### Task requirements
Output each entry that follows exactly. Images stay out.

### Data to use

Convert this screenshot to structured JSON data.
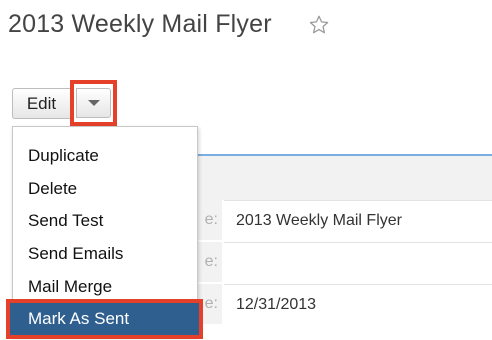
{
  "header": {
    "title": "2013 Weekly Mail Flyer",
    "favorite_icon": "star-outline-icon"
  },
  "actions": {
    "edit_label": "Edit",
    "dropdown_icon": "chevron-down-icon"
  },
  "menu": {
    "items": [
      {
        "label": "Duplicate"
      },
      {
        "label": "Delete"
      },
      {
        "label": "Send Test"
      },
      {
        "label": "Send Emails"
      },
      {
        "label": "Mail Merge"
      },
      {
        "label": "Mark As Sent",
        "highlighted": true
      }
    ]
  },
  "details": {
    "rows": [
      {
        "label_fragment": "e:",
        "value": "2013 Weekly Mail Flyer"
      },
      {
        "label_fragment": "e:",
        "value": ""
      },
      {
        "label_fragment": "e:",
        "value": "12/31/2013"
      }
    ]
  },
  "colors": {
    "highlight_border": "#e5412a",
    "selected_item_bg": "#2f5f8f",
    "panel_rule": "#79aee0"
  }
}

### Correct output
Convert this screenshot to structured JSON data.
{
  "header": {
    "title": "2013 Weekly Mail Flyer",
    "favorite_icon": "star-outline-icon"
  },
  "actions": {
    "edit_label": "Edit",
    "dropdown_icon": "chevron-down-icon"
  },
  "menu": {
    "items": [
      {
        "label": "Duplicate"
      },
      {
        "label": "Delete"
      },
      {
        "label": "Send Test"
      },
      {
        "label": "Send Emails"
      },
      {
        "label": "Mail Merge"
      },
      {
        "label": "Mark As Sent",
        "highlighted": true
      }
    ]
  },
  "details": {
    "rows": [
      {
        "label_fragment": "e:",
        "value": "2013 Weekly Mail Flyer"
      },
      {
        "label_fragment": "e:",
        "value": ""
      },
      {
        "label_fragment": "e:",
        "value": "12/31/2013"
      }
    ]
  },
  "colors": {
    "highlight_border": "#e5412a",
    "selected_item_bg": "#2f5f8f",
    "panel_rule": "#79aee0"
  }
}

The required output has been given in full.